PROVIDED DATA:
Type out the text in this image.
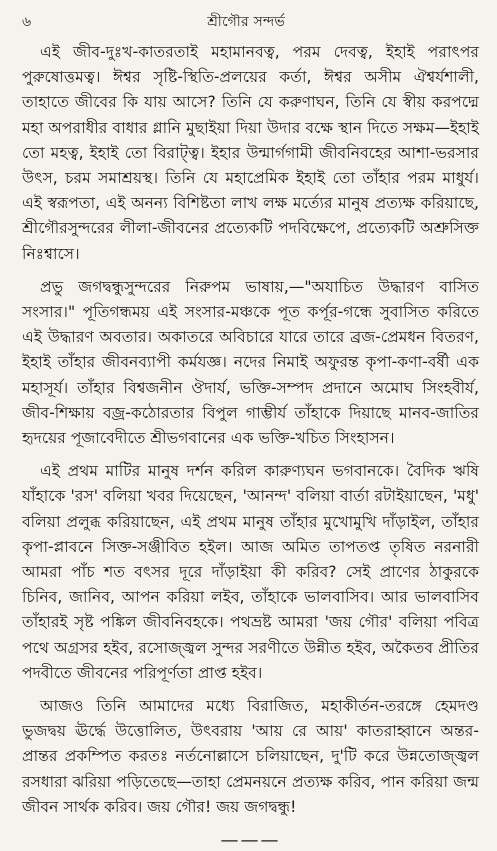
৬	শ্রীগৌর সন্দর্ভ

এই জীব-দুঃখ-কাতরতাই মহামানবত্ব, পরম দেবত্ব, ইহাই পরাৎপর পুরুষোত্তমত্ব। ঈশ্বর সৃষ্টি-স্থিতি-প্রলয়ের কর্তা, ঈশ্বর অসীম ঐশ্বর্যশালী, তাহাতে জীবের কি যায় আসে? তিনি যে করুণাঘন, তিনি যে স্বীয় করপদ্মে মহা অপরাধীর বাধার গ্লানি মুছাইয়া দিয়া উদার বক্ষে স্থান দিতে সক্ষম—ইহাই তো মহত্ব, ইহাই তো বিরাট্‌ত্ব। ইহার উন্মার্গগামী জীবনিবহের আশা-ভরসার উৎস, চরম সমাশ্রয়স্থ। তিনি যে মহাপ্রেমিক ইহাই তো তাঁহার পরম মাধুর্য। এই স্বরূপতা, এই অনন্য বিশিষ্টতা লাখ লক্ষ মর্ত্যের মানুষ প্রত্যক্ষ করিয়াছে, শ্রীগৌরসুন্দরের লীলা-জীবনের প্রত্যেকটি পদবিক্ষেপে, প্রত্যেকটি অশ্রুসিক্ত নিঃশ্বাসে।

প্রভু জগদ্বন্ধুসুন্দরের নিরুপম ভাষায়,—"অযাচিত উদ্ধারণ বাসিত সংসার।" পূতিগন্ধময় এই সংসার-মঞ্চকে পূত কর্পূর-গন্ধে সুবাসিত করিতে এই উদ্ধারণ অবতার। অকাতরে অবিচারে যারে তারে ব্রজ-প্রেমধন বিতরণ, ইহাই তাঁহার জীবনব্যাপী কর্মযজ্ঞ। নদের নিমাই অফুরন্ত কৃপা-কণা-বর্ষী এক মহাসূর্য। তাঁহার বিশ্বজনীন ঔদার্য, ভক্তি-সম্পদ প্রদানে অমোঘ সিংহবীর্য, জীব-শিক্ষায় বজ্র-কঠোরতার বিপুল গাম্ভীর্য তাঁহাকে দিয়াছে মানব-জাতির হৃদয়ের পূজাবেদীতে শ্রীভগবানের এক ভক্তি-খচিত সিংহাসন।

এই প্রথম মাটির মানুষ দর্শন করিল কারুণ্যঘন ভগবানকে। বৈদিক ঋষি যাঁহাকে 'রস' বলিয়া খবর দিয়েছেন, 'আনন্দ' বলিয়া বার্তা রটাইয়াছেন, 'মধু' বলিয়া প্রলুব্ধ করিয়াছেন, এই প্রথম মানুষ তাঁহার মুখোমুখি দাঁড়াইল, তাঁহার কৃপা-প্লাবনে সিক্ত-সঞ্জীবিত হইল। আজ অমিত তাপতপ্ত তৃষিত নরনারী আমরা পাঁচ শত বৎসর দূরে দাঁড়াইয়া কী করিব? সেই প্রাণের ঠাকুরকে চিনিব, জানিব, আপন করিয়া লইব, তাঁহাকে ভালবাসিব। আর ভালবাসিব তাঁহারই সৃষ্ট পঙ্কিল জীবনিবহকে। পথভ্রষ্ট আমরা 'জয় গৌর' বলিয়া পবিত্র পথে অগ্রসর হইব, রসোজ্জ্বল সুন্দর সরণীতে উন্নীত হইব, অকৈতব প্রীতির পদবীতে জীবনের পরিপূর্ণতা প্রাপ্ত হইব।

আজও তিনি আমাদের মধ্যে বিরাজিত, মহাকীর্তন-তরঙ্গে হেমদণ্ড ভুজদ্বয় ঊর্দ্ধে উত্তোলিত, উৎবরায় 'আয় রে আয়' কাতরাহ্বানে অন্তর-প্রান্তর প্রকম্পিত করতঃ নর্তনোল্লাসে চলিয়াছেন, দু'টি করে উন্নতোজ্জ্বল রসধারা ঝরিয়া পড়িতেছে—তাহা প্রেমনয়নে প্রত্যক্ষ করিব, পান করিয়া জন্ম জীবন সার্থক করিব। জয় গৌর! জয় জগদ্বন্ধু!

———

TASK GOAL:
Without the pictures, print the whole listing exactly as given.

ANSWER:
Type out the text in this image.
৬	শ্রীগৌর সন্দর্ভ

এই জীব-দুঃখ-কাতরতাই মহামানবত্ব, পরম দেবত্ব, ইহাই পরাৎপর পুরুষোত্তমত্ব। ঈশ্বর সৃষ্টি-স্থিতি-প্রলয়ের কর্তা, ঈশ্বর অসীম ঐশ্বর্যশালী, তাহাতে জীবের কি যায় আসে? তিনি যে করুণাঘন, তিনি যে স্বীয় করপদ্মে মহা অপরাধীর বাধার গ্লানি মুছাইয়া দিয়া উদার বক্ষে স্থান দিতে সক্ষম—ইহাই তো মহত্ব, ইহাই তো বিরাট্‌ত্ব। ইহার উন্মার্গগামী জীবনিবহের আশা-ভরসার উৎস, চরম সমাশ্রয়স্থ। তিনি যে মহাপ্রেমিক ইহাই তো তাঁহার পরম মাধুর্য। এই স্বরূপতা, এই অনন্য বিশিষ্টতা লাখ লক্ষ মর্ত্যের মানুষ প্রত্যক্ষ করিয়াছে, শ্রীগৌরসুন্দরের লীলা-জীবনের প্রত্যেকটি পদবিক্ষেপে, প্রত্যেকটি অশ্রুসিক্ত নিঃশ্বাসে।

প্রভু জগদ্বন্ধুসুন্দরের নিরুপম ভাষায়,—"অযাচিত উদ্ধারণ বাসিত সংসার।" পূতিগন্ধময় এই সংসার-মঞ্চকে পূত কর্পূর-গন্ধে সুবাসিত করিতে এই উদ্ধারণ অবতার। অকাতরে অবিচারে যারে তারে ব্রজ-প্রেমধন বিতরণ, ইহাই তাঁহার জীবনব্যাপী কর্মযজ্ঞ। নদের নিমাই অফুরন্ত কৃপা-কণা-বর্ষী এক মহাসূর্য। তাঁহার বিশ্বজনীন ঔদার্য, ভক্তি-সম্পদ প্রদানে অমোঘ সিংহবীর্য, জীব-শিক্ষায় বজ্র-কঠোরতার বিপুল গাম্ভীর্য তাঁহাকে দিয়াছে মানব-জাতির হৃদয়ের পূজাবেদীতে শ্রীভগবানের এক ভক্তি-খচিত সিংহাসন।

এই প্রথম মাটির মানুষ দর্শন করিল কারুণ্যঘন ভগবানকে। বৈদিক ঋষি যাঁহাকে 'রস' বলিয়া খবর দিয়েছেন, 'আনন্দ' বলিয়া বার্তা রটাইয়াছেন, 'মধু' বলিয়া প্রলুব্ধ করিয়াছেন, এই প্রথম মানুষ তাঁহার মুখোমুখি দাঁড়াইল, তাঁহার কৃপা-প্লাবনে সিক্ত-সঞ্জীবিত হইল। আজ অমিত তাপতপ্ত তৃষিত নরনারী আমরা পাঁচ শত বৎসর দূরে দাঁড়াইয়া কী করিব? সেই প্রাণের ঠাকুরকে চিনিব, জানিব, আপন করিয়া লইব, তাঁহাকে ভালবাসিব। আর ভালবাসিব তাঁহারই সৃষ্ট পঙ্কিল জীবনিবহকে। পথভ্রষ্ট আমরা 'জয় গৌর' বলিয়া পবিত্র পথে অগ্রসর হইব, রসোজ্জ্বল সুন্দর সরণীতে উন্নীত হইব, অকৈতব প্রীতির পদবীতে জীবনের পরিপূর্ণতা প্রাপ্ত হইব।

আজও তিনি আমাদের মধ্যে বিরাজিত, মহাকীর্তন-তরঙ্গে হেমদণ্ড ভুজদ্বয় ঊর্দ্ধে উত্তোলিত, উৎবরায় 'আয় রে আয়' কাতরাহ্বানে অন্তর-প্রান্তর প্রকম্পিত করতঃ নর্তনোল্লাসে চলিয়াছেন, দু'টি করে উন্নতোজ্জ্বল রসধারা ঝরিয়া পড়িতেছে—তাহা প্রেমনয়নে প্রত্যক্ষ করিব, পান করিয়া জন্ম জীবন সার্থক করিব। জয় গৌর! জয় জগদ্বন্ধু!

———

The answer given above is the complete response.